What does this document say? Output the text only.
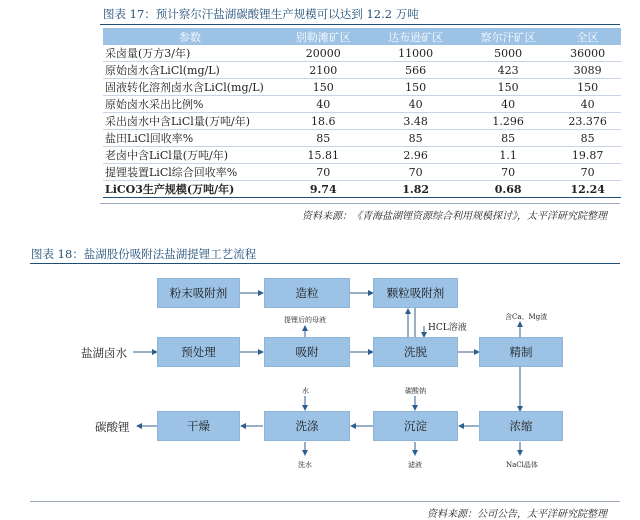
图表 17：预计察尔汗盐湖碳酸锂生产规模可以达到 12.2 万吨
参数	别勒滩矿区	达布逊矿区	察尔汗矿区	全区
采卤量(万方3/年)	20000	11000	5000	36000
原始卤水含LiCl(mg/L)	2100	566	423	3089
固液转化溶剂卤水含LiCl(mg/L)	150	150	150	150
原始卤水采出比例%	40	40	40	40
采出卤水中含LiCl量(万吨/年)	18.6	3.48	1.296	23.376
盐田LiCl回收率%	85	85	85	85
老卤中含LiCl量(万吨/年)	15.81	2.96	1.1	19.87
提锂装置LiCl综合回收率%	70	70	70	70
LiCO3生产规模(万吨/年)	9.74	1.82	0.68	12.24
资料来源：《青海盐湖锂资源综合利用规模探讨》，太平洋研究院整理
图表 18：盐湖股份吸附法盐湖提锂工艺流程
粉末吸附剂	造粒	颗粒吸附剂
预处理	吸附	洗脱	精制
干燥	洗涤	沉淀	浓缩
盐湖卤水
碳酸锂
提锂后的母液
HCL溶液
含Ca、Mg渣
水	碳酸钠
洗水	滤液	NaCl晶体
资料来源：公司公告，太平洋研究院整理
----------------
## Written request
Any pictures should be dropped; transcribe the rest of the records above exactly.

## Full response
What does this document say? Output the text only.
图表 17：预计察尔汗盐湖碳酸锂生产规模可以达到 12.2 万吨
参数	别勒滩矿区	达布逊矿区	察尔汗矿区	全区
采卤量(万方3/年)	20000	11000	5000	36000
原始卤水含LiCl(mg/L)	2100	566	423	3089
固液转化溶剂卤水含LiCl(mg/L)	150	150	150	150
原始卤水采出比例%	40	40	40	40
采出卤水中含LiCl量(万吨/年)	18.6	3.48	1.296	23.376
盐田LiCl回收率%	85	85	85	85
老卤中含LiCl量(万吨/年)	15.81	2.96	1.1	19.87
提锂装置LiCl综合回收率%	70	70	70	70
LiCO3生产规模(万吨/年)	9.74	1.82	0.68	12.24
资料来源：《青海盐湖锂资源综合利用规模探讨》，太平洋研究院整理
图表 18：盐湖股份吸附法盐湖提锂工艺流程
粉末吸附剂	造粒	颗粒吸附剂
预处理	吸附	洗脱	精制
干燥	洗涤	沉淀	浓缩
盐湖卤水
碳酸锂
提锂后的母液
HCL溶液
含Ca、Mg渣
水	碳酸钠
洗水	滤液	NaCl晶体
资料来源：公司公告，太平洋研究院整理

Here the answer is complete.